## [WRITTEN EXERCISE]
In the data below, find the line with "What data populates" and output it along with every later line, exactly, but not the pictures.

## [EXERCISE INPUT]
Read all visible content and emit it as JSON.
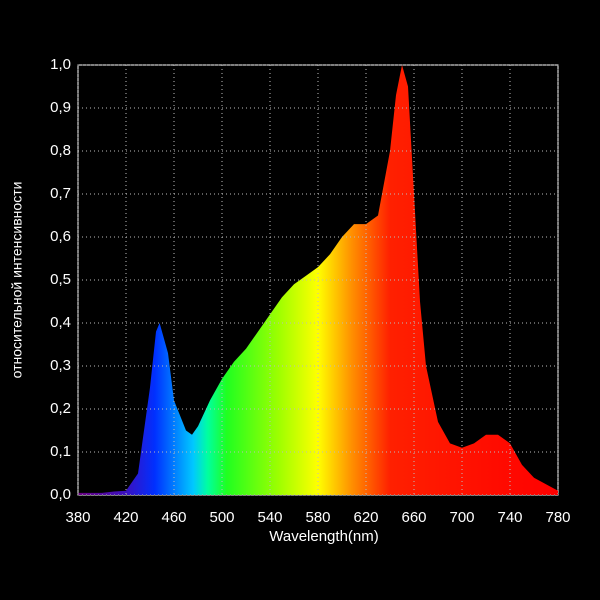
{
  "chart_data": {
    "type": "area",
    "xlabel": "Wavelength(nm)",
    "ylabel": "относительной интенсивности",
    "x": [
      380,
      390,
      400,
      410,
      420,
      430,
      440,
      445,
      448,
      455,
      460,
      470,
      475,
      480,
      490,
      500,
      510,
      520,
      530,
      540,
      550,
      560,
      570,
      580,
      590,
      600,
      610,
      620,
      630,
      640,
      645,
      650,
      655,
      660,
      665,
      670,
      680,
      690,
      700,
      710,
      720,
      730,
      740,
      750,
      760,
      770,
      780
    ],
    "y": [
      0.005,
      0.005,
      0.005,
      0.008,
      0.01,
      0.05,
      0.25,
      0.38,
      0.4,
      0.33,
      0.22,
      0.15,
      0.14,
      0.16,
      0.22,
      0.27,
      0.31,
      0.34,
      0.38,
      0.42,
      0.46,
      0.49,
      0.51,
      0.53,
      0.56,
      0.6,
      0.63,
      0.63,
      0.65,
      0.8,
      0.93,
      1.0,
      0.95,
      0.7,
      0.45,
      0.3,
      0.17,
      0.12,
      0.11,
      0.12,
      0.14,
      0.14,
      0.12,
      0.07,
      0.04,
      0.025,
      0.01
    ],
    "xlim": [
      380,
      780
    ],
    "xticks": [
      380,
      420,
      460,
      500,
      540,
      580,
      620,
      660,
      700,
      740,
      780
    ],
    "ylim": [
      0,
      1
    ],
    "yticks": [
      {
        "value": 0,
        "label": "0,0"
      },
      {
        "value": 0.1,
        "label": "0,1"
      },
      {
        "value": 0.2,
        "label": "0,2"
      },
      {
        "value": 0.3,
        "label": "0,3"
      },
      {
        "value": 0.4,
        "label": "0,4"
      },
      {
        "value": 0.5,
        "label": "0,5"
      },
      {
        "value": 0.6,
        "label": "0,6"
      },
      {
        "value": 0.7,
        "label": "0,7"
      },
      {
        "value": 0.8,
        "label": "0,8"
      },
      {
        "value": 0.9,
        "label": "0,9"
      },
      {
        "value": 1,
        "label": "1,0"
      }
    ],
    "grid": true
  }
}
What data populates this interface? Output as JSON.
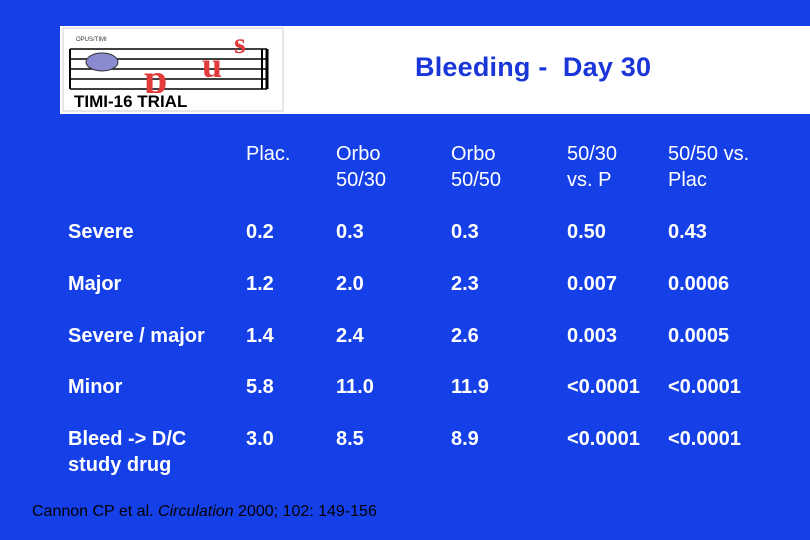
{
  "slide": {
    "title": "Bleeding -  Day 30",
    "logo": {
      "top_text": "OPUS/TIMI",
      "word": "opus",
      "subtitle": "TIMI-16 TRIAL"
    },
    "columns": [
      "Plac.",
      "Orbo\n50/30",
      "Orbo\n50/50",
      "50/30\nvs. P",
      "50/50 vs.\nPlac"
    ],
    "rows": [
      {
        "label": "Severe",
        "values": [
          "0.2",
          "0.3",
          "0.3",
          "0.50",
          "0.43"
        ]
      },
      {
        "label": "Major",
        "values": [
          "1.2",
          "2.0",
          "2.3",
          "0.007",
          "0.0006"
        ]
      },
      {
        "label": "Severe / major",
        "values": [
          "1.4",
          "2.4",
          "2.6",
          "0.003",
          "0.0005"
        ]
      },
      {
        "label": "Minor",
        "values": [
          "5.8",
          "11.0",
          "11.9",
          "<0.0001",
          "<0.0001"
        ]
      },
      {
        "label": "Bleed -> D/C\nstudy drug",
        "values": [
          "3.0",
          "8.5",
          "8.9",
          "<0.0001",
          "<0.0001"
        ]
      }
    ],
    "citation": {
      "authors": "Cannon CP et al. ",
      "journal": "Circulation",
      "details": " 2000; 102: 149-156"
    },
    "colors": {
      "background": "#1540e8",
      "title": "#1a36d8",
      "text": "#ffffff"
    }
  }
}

## [EXERCISE OUTPUT]
What data populates this interface? Output as JSON.
{
  "slide": {
    "title": "Bleeding -  Day 30",
    "logo": {
      "top_text": "OPUS/TIMI",
      "word": "opus",
      "subtitle": "TIMI-16 TRIAL"
    },
    "columns": [
      "Plac.",
      "Orbo\n50/30",
      "Orbo\n50/50",
      "50/30\nvs. P",
      "50/50 vs.\nPlac"
    ],
    "rows": [
      {
        "label": "Severe",
        "values": [
          "0.2",
          "0.3",
          "0.3",
          "0.50",
          "0.43"
        ]
      },
      {
        "label": "Major",
        "values": [
          "1.2",
          "2.0",
          "2.3",
          "0.007",
          "0.0006"
        ]
      },
      {
        "label": "Severe / major",
        "values": [
          "1.4",
          "2.4",
          "2.6",
          "0.003",
          "0.0005"
        ]
      },
      {
        "label": "Minor",
        "values": [
          "5.8",
          "11.0",
          "11.9",
          "<0.0001",
          "<0.0001"
        ]
      },
      {
        "label": "Bleed -> D/C\nstudy drug",
        "values": [
          "3.0",
          "8.5",
          "8.9",
          "<0.0001",
          "<0.0001"
        ]
      }
    ],
    "citation": {
      "authors": "Cannon CP et al. ",
      "journal": "Circulation",
      "details": " 2000; 102: 149-156"
    },
    "colors": {
      "background": "#1540e8",
      "title": "#1a36d8",
      "text": "#ffffff"
    }
  }
}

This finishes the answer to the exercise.